--- Stored data ---

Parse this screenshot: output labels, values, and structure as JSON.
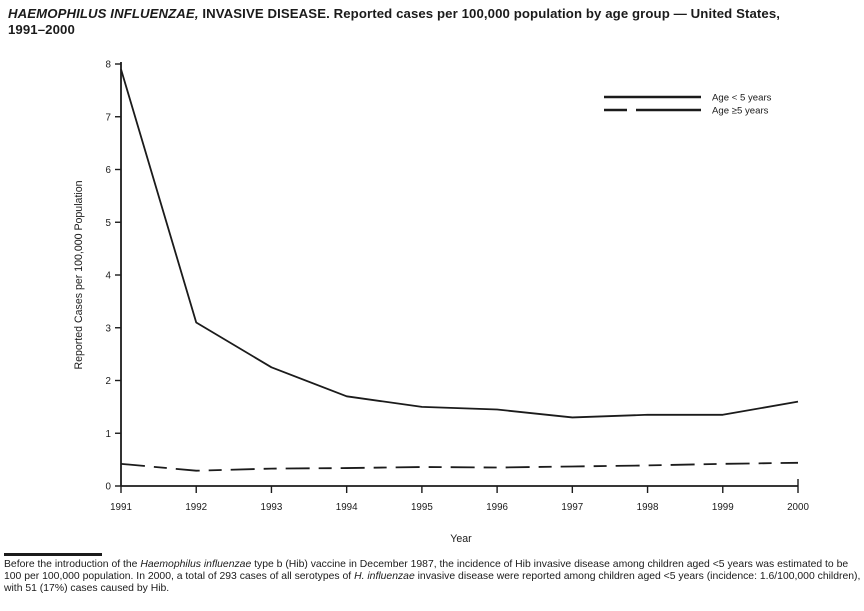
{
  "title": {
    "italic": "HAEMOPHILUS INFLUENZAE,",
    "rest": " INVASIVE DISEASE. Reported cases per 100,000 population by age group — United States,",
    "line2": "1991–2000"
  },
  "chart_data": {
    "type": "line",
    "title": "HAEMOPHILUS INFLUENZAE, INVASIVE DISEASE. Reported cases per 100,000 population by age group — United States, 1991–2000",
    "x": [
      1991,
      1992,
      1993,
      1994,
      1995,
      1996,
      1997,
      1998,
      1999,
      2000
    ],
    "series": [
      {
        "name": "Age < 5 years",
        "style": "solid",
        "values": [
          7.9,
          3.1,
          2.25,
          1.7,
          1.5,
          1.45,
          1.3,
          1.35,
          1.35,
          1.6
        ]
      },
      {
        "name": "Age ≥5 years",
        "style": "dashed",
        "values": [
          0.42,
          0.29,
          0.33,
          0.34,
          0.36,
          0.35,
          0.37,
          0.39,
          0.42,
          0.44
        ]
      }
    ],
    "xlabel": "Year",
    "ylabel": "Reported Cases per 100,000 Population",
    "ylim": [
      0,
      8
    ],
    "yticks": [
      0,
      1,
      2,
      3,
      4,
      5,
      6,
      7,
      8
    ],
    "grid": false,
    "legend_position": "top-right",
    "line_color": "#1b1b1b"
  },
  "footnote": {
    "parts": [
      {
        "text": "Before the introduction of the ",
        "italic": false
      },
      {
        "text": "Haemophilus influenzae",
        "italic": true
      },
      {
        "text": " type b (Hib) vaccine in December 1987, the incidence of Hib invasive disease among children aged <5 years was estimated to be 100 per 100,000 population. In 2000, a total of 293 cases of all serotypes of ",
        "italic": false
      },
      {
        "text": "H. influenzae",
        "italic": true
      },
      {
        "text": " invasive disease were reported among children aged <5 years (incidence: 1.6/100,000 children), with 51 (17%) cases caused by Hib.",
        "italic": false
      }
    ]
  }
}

---

▶ [Given instruction] Write out every line above exactly as it is, leaving out the pictures.

▶ [Full answer]
Parse this screenshot: output labels, values, and structure as JSON.
{
  "title": {
    "italic": "HAEMOPHILUS INFLUENZAE,",
    "rest": " INVASIVE DISEASE. Reported cases per 100,000 population by age group — United States,",
    "line2": "1991–2000"
  },
  "chart_data": {
    "type": "line",
    "title": "HAEMOPHILUS INFLUENZAE, INVASIVE DISEASE. Reported cases per 100,000 population by age group — United States, 1991–2000",
    "x": [
      1991,
      1992,
      1993,
      1994,
      1995,
      1996,
      1997,
      1998,
      1999,
      2000
    ],
    "series": [
      {
        "name": "Age < 5 years",
        "style": "solid",
        "values": [
          7.9,
          3.1,
          2.25,
          1.7,
          1.5,
          1.45,
          1.3,
          1.35,
          1.35,
          1.6
        ]
      },
      {
        "name": "Age ≥5 years",
        "style": "dashed",
        "values": [
          0.42,
          0.29,
          0.33,
          0.34,
          0.36,
          0.35,
          0.37,
          0.39,
          0.42,
          0.44
        ]
      }
    ],
    "xlabel": "Year",
    "ylabel": "Reported Cases per 100,000 Population",
    "ylim": [
      0,
      8
    ],
    "yticks": [
      0,
      1,
      2,
      3,
      4,
      5,
      6,
      7,
      8
    ],
    "grid": false,
    "legend_position": "top-right",
    "line_color": "#1b1b1b"
  },
  "footnote": {
    "parts": [
      {
        "text": "Before the introduction of the ",
        "italic": false
      },
      {
        "text": "Haemophilus influenzae",
        "italic": true
      },
      {
        "text": " type b (Hib) vaccine in December 1987, the incidence of Hib invasive disease among children aged <5 years was estimated to be 100 per 100,000 population. In 2000, a total of 293 cases of all serotypes of ",
        "italic": false
      },
      {
        "text": "H. influenzae",
        "italic": true
      },
      {
        "text": " invasive disease were reported among children aged <5 years (incidence: 1.6/100,000 children), with 51 (17%) cases caused by Hib.",
        "italic": false
      }
    ]
  }
}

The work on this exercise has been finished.